CHALLENGE:
Pick out the lines below that include the string "list".
= = = = =
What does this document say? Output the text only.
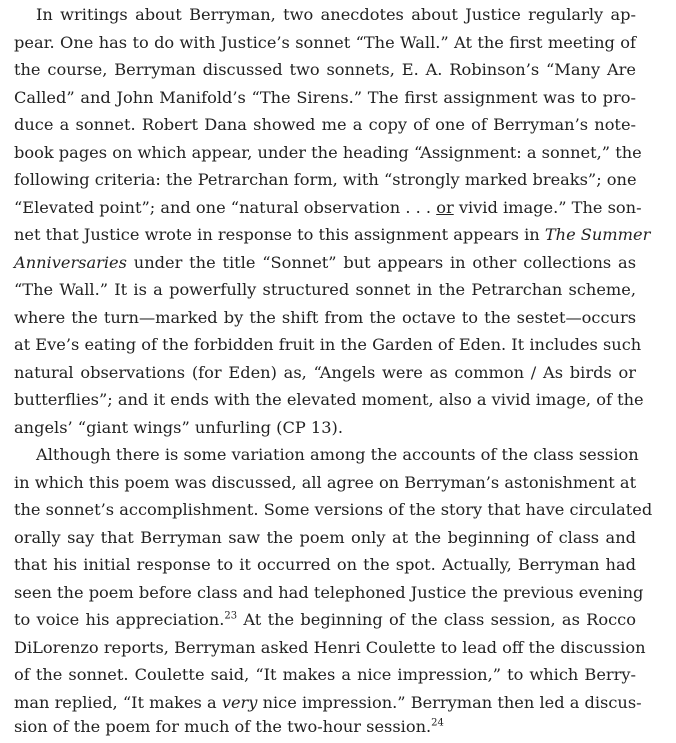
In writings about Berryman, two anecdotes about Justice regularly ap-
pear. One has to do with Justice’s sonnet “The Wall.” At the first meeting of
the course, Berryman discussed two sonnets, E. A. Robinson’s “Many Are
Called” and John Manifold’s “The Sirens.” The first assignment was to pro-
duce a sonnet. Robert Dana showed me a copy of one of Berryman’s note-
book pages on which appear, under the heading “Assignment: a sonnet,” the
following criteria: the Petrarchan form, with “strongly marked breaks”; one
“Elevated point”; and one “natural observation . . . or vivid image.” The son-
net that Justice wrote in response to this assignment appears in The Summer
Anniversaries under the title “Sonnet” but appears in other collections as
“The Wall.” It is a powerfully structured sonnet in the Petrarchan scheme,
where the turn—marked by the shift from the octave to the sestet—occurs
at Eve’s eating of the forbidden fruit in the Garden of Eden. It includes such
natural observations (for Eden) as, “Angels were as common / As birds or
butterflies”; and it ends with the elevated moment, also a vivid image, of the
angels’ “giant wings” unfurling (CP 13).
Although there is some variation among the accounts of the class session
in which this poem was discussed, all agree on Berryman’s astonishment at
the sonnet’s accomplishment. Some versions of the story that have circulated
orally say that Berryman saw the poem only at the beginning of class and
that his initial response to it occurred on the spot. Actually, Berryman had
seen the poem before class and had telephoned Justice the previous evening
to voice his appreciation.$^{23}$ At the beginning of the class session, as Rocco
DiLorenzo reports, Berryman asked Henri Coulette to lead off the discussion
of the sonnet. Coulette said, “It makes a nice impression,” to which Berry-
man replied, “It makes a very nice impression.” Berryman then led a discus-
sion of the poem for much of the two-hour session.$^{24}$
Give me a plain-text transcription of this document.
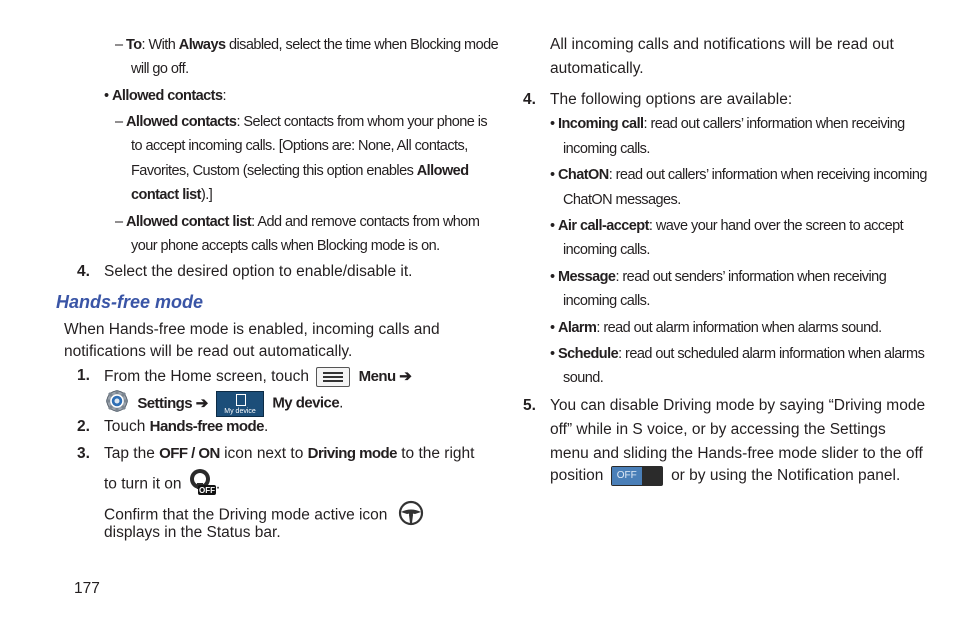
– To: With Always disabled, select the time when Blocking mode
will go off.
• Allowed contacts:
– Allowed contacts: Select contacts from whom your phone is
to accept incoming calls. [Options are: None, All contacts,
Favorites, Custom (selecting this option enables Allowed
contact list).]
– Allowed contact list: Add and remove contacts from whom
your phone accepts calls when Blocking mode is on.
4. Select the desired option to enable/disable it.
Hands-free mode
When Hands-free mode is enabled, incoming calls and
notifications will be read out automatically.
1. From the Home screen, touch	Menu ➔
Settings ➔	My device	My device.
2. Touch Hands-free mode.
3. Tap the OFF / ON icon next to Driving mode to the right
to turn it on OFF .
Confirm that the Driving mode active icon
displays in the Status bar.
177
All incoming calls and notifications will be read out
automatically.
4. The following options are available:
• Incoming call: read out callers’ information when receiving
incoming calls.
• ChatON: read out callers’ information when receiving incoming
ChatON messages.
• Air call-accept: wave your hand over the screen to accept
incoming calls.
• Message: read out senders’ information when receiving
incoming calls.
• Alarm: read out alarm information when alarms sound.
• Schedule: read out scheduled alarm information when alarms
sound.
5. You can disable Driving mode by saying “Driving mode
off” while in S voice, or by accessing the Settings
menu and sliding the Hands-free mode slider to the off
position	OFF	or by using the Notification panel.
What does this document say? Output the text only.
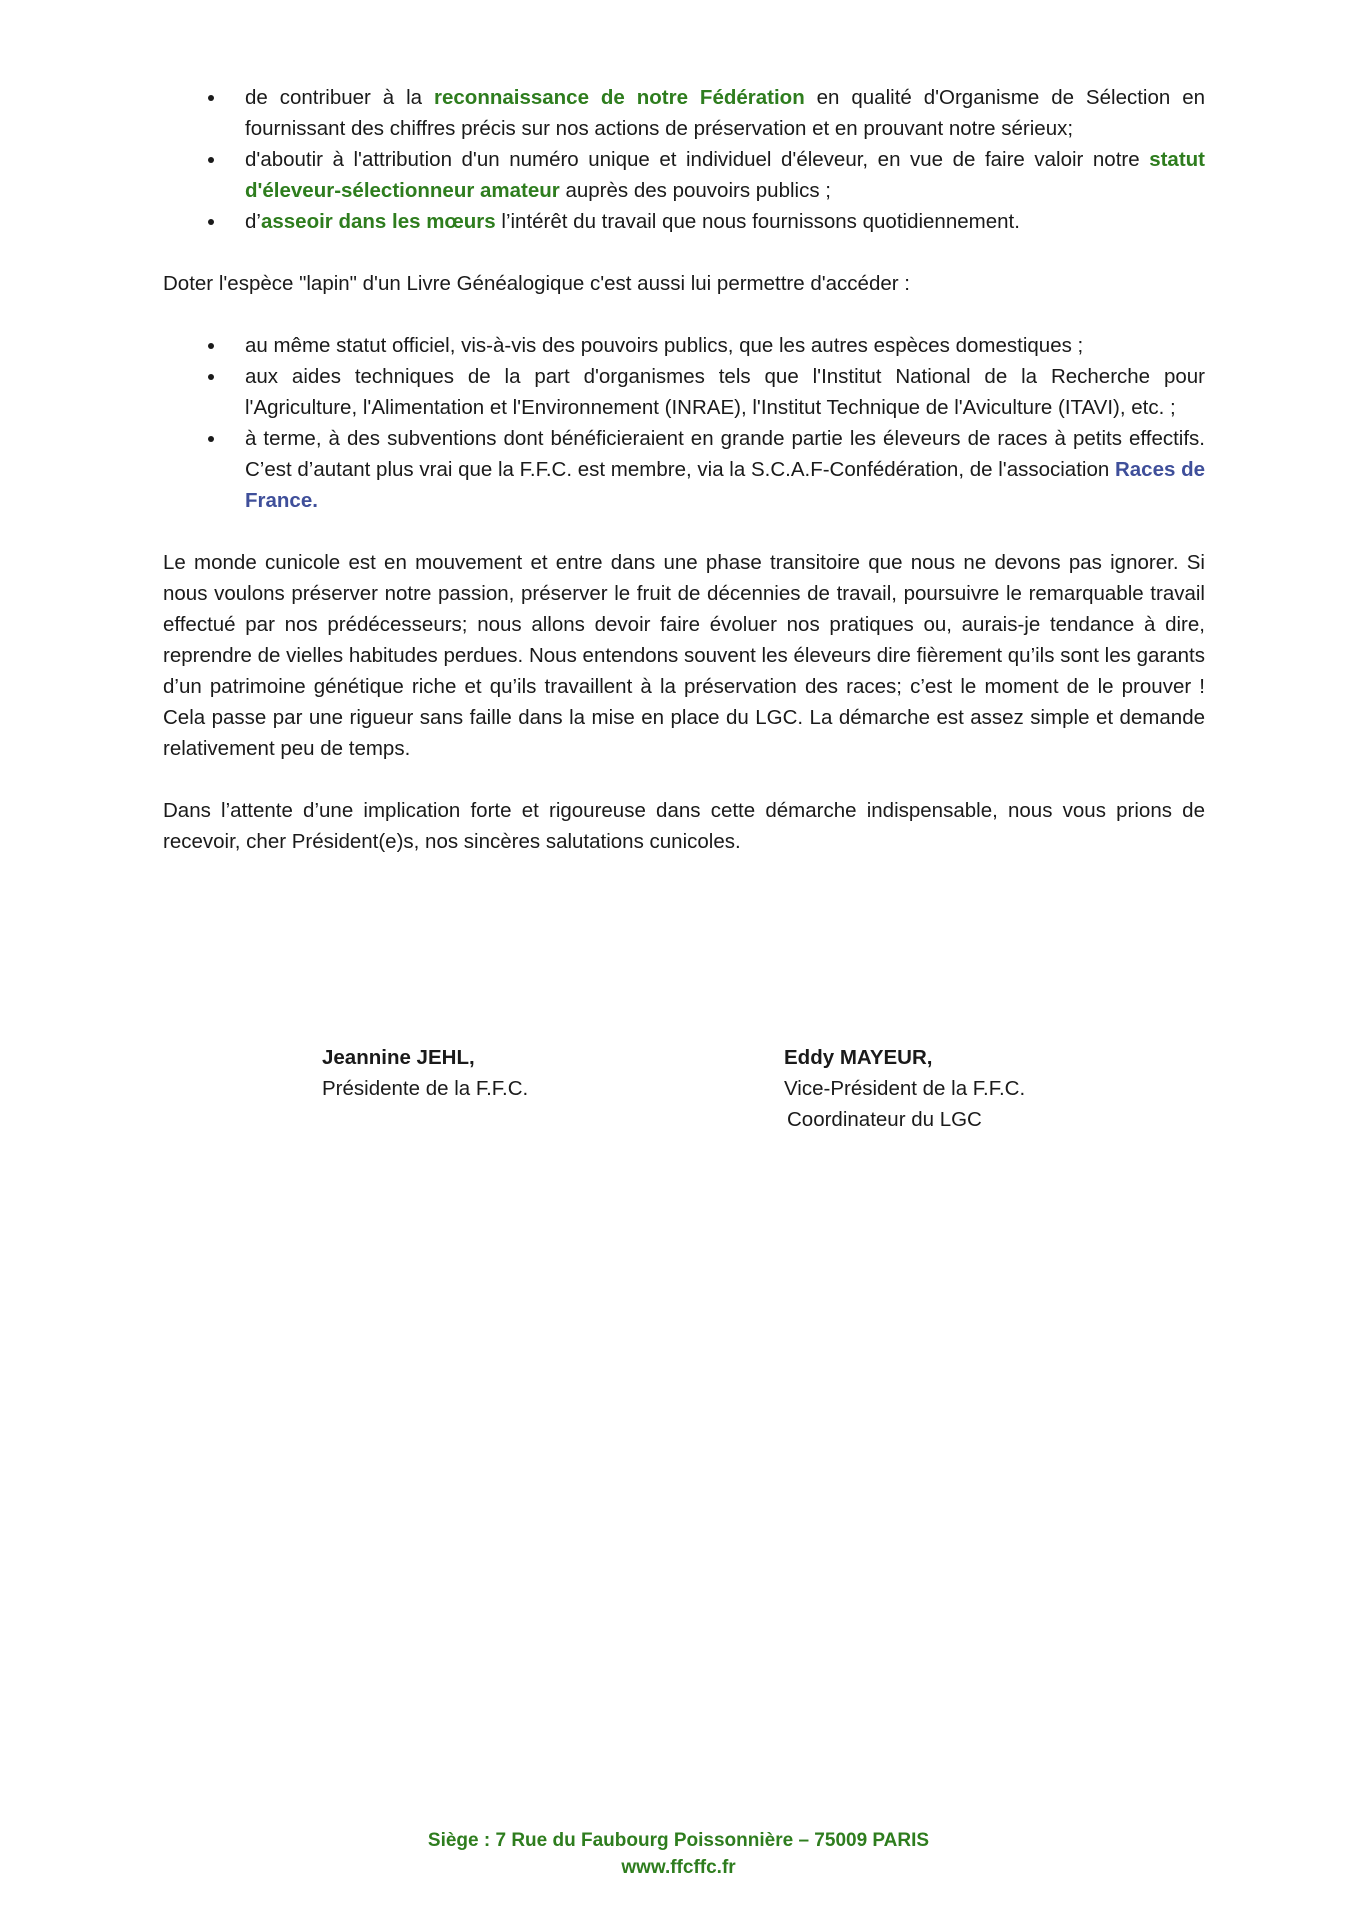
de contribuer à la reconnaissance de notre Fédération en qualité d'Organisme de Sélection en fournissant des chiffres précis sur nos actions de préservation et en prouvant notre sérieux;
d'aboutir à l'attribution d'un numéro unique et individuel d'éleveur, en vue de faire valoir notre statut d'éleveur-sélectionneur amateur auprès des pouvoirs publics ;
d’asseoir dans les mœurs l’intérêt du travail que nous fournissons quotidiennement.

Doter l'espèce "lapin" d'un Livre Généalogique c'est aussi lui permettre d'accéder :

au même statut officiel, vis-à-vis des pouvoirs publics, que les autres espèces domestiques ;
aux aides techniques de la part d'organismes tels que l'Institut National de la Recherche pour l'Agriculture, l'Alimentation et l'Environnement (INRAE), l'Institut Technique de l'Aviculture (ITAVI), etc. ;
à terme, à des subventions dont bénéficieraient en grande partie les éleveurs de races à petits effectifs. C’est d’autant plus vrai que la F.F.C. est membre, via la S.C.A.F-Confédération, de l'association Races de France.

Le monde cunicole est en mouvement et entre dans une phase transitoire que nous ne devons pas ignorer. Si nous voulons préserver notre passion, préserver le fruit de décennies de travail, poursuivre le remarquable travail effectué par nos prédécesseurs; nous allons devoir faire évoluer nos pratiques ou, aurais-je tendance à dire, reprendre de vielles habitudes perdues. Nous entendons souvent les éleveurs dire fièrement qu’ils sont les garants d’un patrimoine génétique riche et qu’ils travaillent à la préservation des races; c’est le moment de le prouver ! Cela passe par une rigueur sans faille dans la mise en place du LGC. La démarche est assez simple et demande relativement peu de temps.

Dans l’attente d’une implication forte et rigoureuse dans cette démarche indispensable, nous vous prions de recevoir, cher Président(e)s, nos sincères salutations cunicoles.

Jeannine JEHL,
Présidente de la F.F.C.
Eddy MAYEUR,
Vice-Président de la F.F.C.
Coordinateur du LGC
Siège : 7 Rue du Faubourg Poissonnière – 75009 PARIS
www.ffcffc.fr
= = = = =
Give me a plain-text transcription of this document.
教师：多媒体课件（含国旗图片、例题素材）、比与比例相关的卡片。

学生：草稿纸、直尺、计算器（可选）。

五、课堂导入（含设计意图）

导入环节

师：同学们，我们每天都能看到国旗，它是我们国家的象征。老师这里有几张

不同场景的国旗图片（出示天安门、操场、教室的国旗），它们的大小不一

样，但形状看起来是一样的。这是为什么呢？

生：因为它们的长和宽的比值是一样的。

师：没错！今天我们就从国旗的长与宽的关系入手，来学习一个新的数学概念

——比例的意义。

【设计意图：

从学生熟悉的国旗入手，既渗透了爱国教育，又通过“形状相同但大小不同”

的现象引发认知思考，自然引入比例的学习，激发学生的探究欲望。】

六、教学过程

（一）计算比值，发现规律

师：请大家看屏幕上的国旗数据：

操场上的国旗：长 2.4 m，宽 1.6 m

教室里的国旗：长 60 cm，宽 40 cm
= = = = =
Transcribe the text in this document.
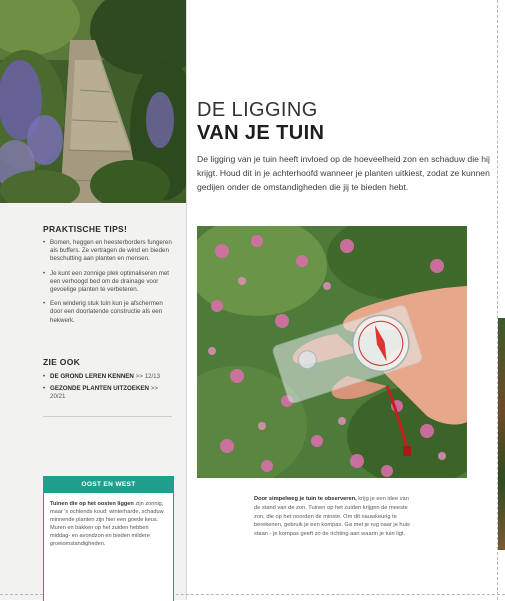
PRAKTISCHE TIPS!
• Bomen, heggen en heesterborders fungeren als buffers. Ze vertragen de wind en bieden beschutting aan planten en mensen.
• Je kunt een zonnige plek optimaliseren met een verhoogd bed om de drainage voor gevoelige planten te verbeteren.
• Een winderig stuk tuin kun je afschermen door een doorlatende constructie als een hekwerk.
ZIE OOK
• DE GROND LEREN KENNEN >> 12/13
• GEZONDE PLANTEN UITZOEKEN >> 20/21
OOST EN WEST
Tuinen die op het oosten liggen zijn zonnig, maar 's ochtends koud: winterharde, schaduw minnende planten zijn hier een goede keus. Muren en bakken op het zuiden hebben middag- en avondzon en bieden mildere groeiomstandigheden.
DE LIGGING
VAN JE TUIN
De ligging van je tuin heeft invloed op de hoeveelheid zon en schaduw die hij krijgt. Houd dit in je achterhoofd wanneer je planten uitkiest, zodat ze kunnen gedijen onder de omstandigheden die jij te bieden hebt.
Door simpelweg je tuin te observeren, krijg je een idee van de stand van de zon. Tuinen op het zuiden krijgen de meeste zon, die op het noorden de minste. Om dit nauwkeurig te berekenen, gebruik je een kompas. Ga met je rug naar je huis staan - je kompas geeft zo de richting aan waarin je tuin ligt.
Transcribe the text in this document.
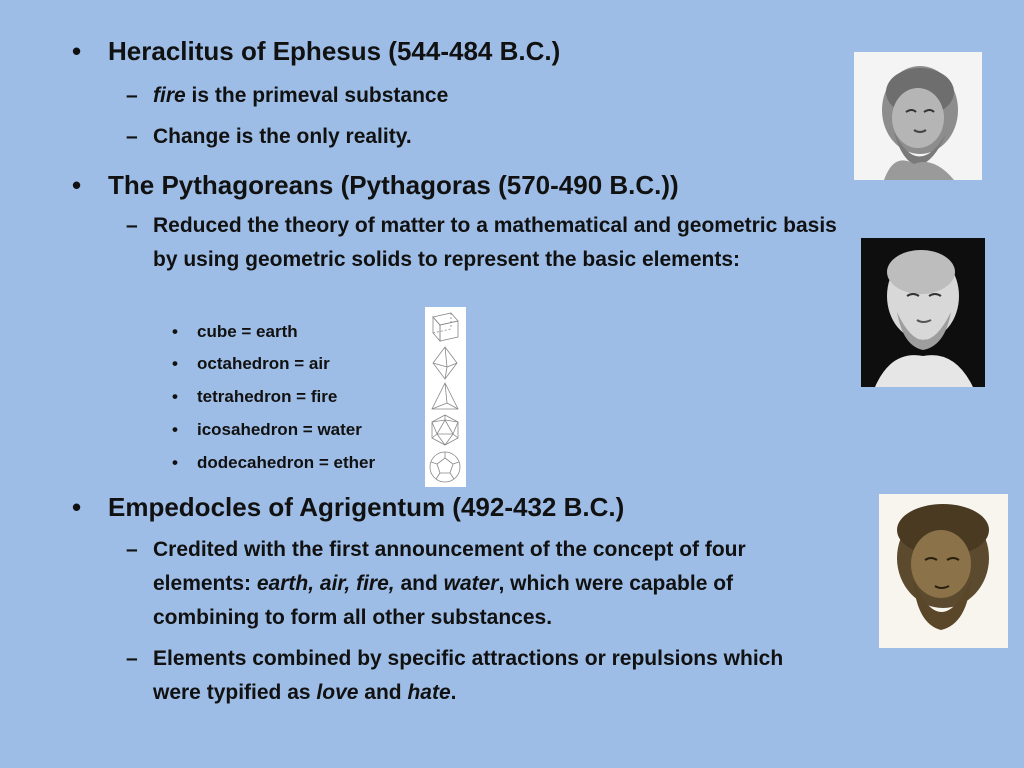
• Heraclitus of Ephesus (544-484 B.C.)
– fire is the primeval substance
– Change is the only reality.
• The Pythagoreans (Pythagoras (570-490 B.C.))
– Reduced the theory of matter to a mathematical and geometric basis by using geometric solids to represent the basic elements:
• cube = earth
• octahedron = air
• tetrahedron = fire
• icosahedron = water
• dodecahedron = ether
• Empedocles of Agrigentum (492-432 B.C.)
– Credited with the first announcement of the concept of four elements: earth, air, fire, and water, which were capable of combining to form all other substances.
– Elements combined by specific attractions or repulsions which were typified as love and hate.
= = = = =
RESPONSE BELOW:
contact list).]
– Allowed contact list: Add and remove contacts from whom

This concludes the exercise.